Restate the listing that follows word for word, without its pictures.
-- start --
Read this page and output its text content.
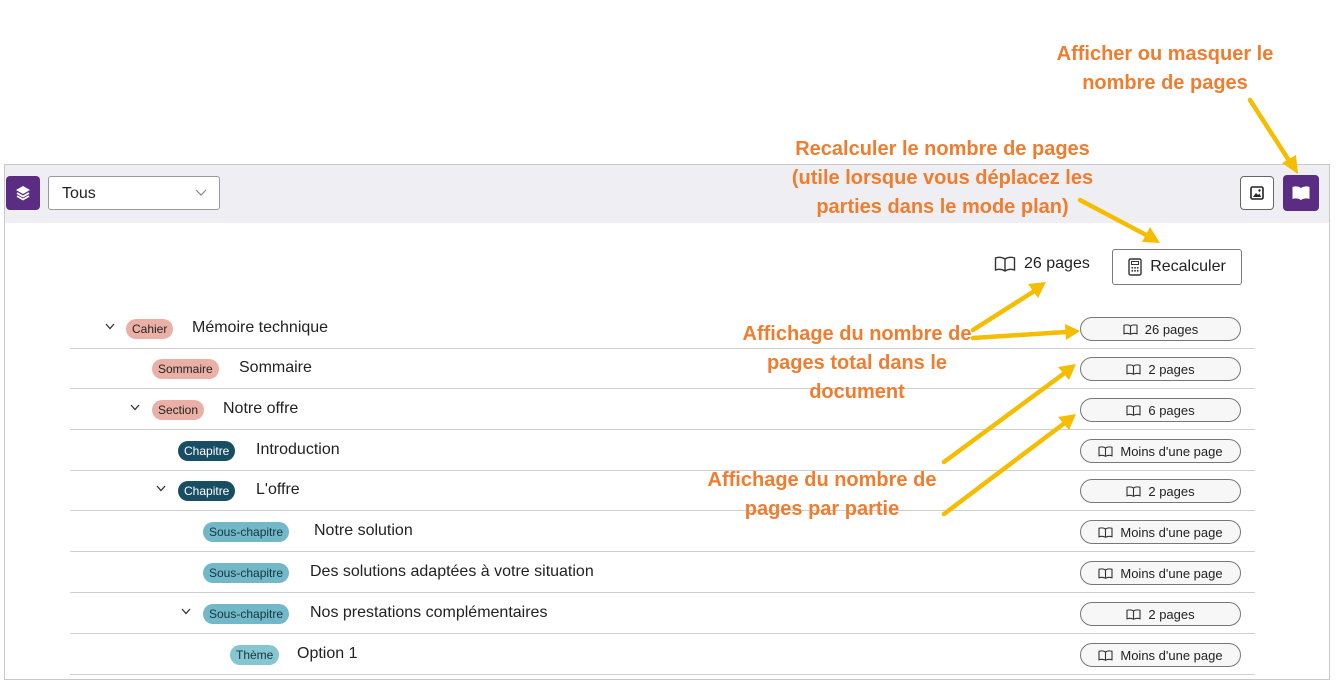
Tous
26 pages	Recalculer
Cahier	Mémoire technique	26 pages
Sommaire	Sommaire	2 pages
Section	Notre offre	6 pages
Chapitre	Introduction	Moins d'une page
Chapitre	L'offre	2 pages
Sous-chapitre	Notre solution	Moins d'une page
Sous-chapitre	Des solutions adaptées à votre situation	Moins d'une page
Sous-chapitre	Nos prestations complémentaires	2 pages
Thème	Option 1	Moins d'une page
Afficher ou masquer le
nombre de pages
Recalculer le nombre de pages
(utile lorsque vous déplacez les
parties dans le mode plan)
Affichage du nombre de
pages total dans le
document
Affichage du nombre de
pages par partie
-- end --
### FINAL RESULT
Read this page and output its text content.
Tous
26 pages	Recalculer
Cahier	Mémoire technique	26 pages
Sommaire	Sommaire	2 pages
Section	Notre offre	6 pages
Chapitre	Introduction	Moins d'une page
Chapitre	L'offre	2 pages
Sous-chapitre	Notre solution	Moins d'une page
Sous-chapitre	Des solutions adaptées à votre situation	Moins d'une page
Sous-chapitre	Nos prestations complémentaires	2 pages
Thème	Option 1	Moins d'une page
Afficher ou masquer le
nombre de pages
Recalculer le nombre de pages
(utile lorsque vous déplacez les
parties dans le mode plan)
Affichage du nombre de
pages total dans le
document
Affichage du nombre de
pages par partie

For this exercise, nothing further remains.